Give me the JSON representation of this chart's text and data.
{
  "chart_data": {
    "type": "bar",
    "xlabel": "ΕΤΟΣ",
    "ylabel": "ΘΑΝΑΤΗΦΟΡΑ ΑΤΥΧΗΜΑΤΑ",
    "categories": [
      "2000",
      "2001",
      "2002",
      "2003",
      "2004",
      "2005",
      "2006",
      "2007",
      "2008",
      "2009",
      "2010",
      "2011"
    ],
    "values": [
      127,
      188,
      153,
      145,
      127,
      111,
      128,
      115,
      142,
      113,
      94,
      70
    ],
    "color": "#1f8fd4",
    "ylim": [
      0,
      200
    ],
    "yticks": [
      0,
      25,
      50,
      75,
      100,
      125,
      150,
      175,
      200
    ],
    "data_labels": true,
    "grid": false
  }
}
...
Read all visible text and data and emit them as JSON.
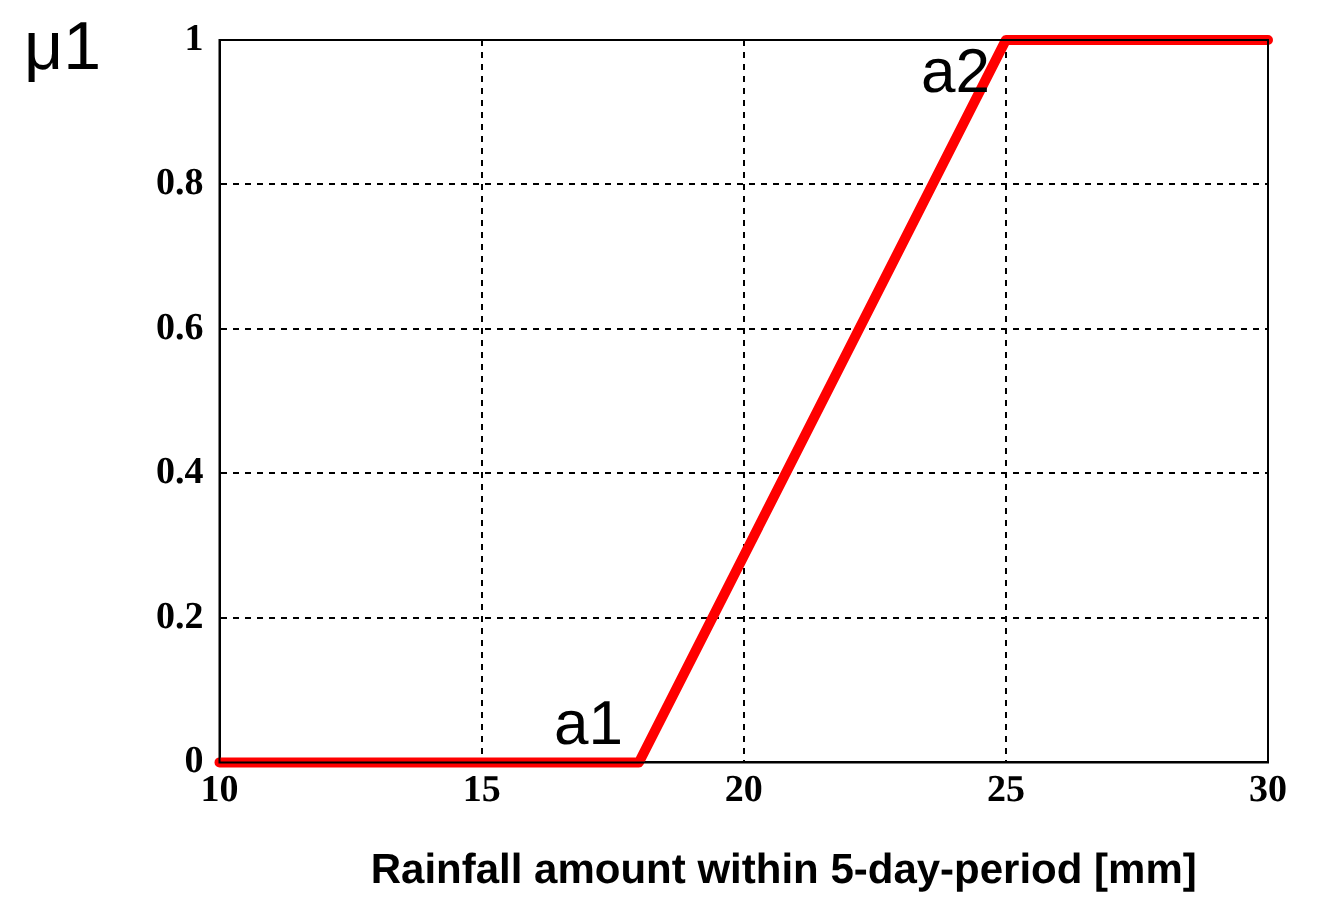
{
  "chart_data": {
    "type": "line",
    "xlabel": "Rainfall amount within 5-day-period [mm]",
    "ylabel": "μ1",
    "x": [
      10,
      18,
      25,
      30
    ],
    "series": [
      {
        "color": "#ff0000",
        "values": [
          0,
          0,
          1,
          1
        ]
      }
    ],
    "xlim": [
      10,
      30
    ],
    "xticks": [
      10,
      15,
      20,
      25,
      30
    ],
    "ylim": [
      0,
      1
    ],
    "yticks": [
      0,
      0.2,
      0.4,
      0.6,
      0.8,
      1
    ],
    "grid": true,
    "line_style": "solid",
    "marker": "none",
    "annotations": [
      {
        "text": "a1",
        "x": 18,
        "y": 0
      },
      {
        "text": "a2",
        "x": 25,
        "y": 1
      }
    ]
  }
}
==
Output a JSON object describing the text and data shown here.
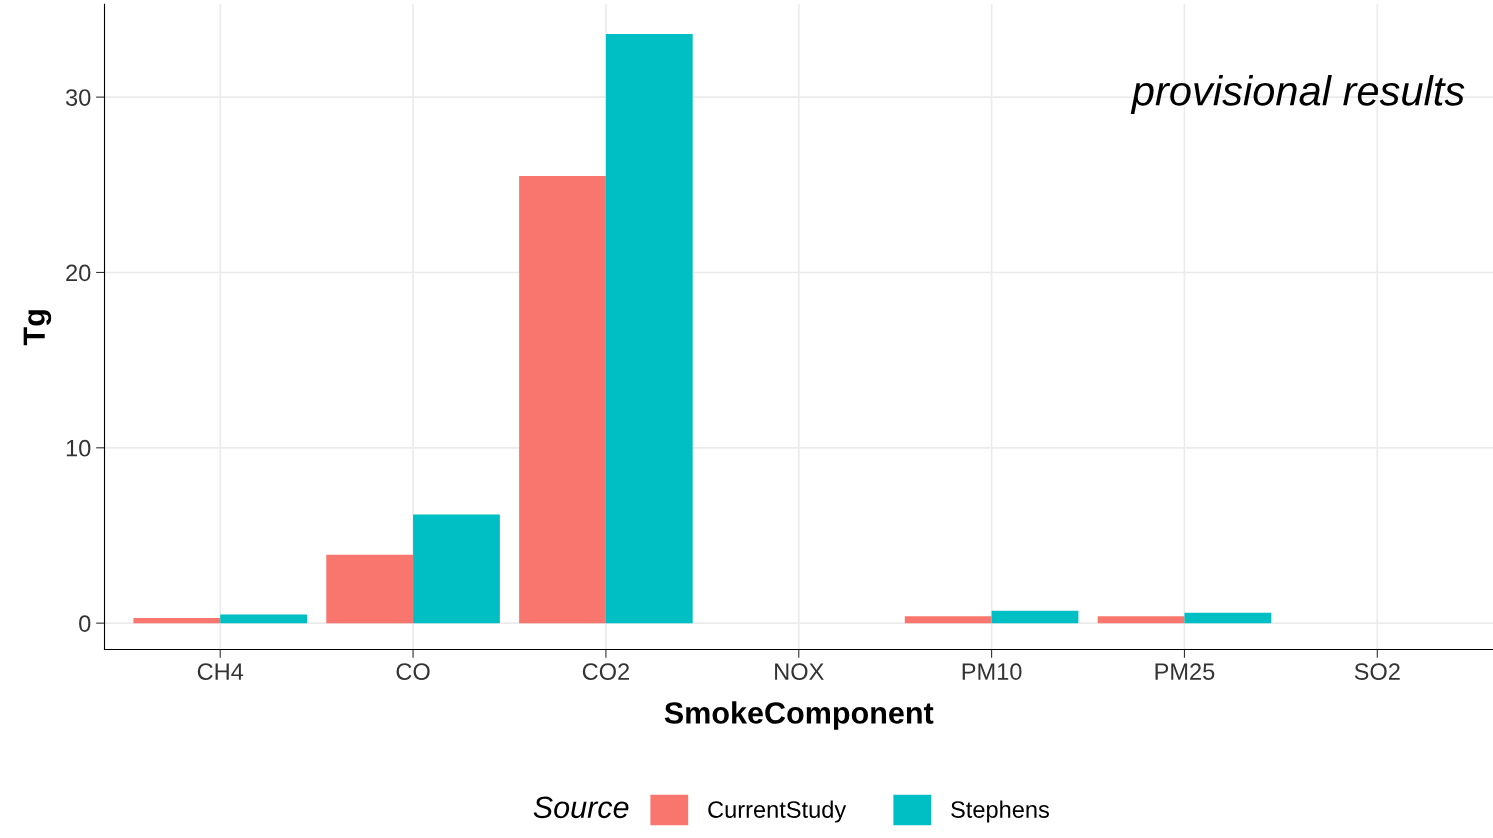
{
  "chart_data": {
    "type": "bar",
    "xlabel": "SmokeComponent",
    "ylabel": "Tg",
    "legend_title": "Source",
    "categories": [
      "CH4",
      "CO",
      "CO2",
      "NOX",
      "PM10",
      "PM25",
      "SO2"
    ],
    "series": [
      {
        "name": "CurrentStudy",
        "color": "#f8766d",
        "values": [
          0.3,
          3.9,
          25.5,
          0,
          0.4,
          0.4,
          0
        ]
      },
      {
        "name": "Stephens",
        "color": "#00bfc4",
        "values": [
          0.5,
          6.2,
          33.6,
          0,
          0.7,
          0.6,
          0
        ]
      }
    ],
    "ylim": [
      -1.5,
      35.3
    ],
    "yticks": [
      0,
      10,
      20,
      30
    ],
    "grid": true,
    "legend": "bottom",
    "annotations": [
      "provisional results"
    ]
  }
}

• **WHAT YOU HAVE TO DO**: Collect every line with the string "color" from the records, and copy each.

• **TASK OUTPUT**:
    "color": "#1f8fd4",
        "color": "#ff0000",
        "color": "#f8766d",
        "color": "#00bfc4",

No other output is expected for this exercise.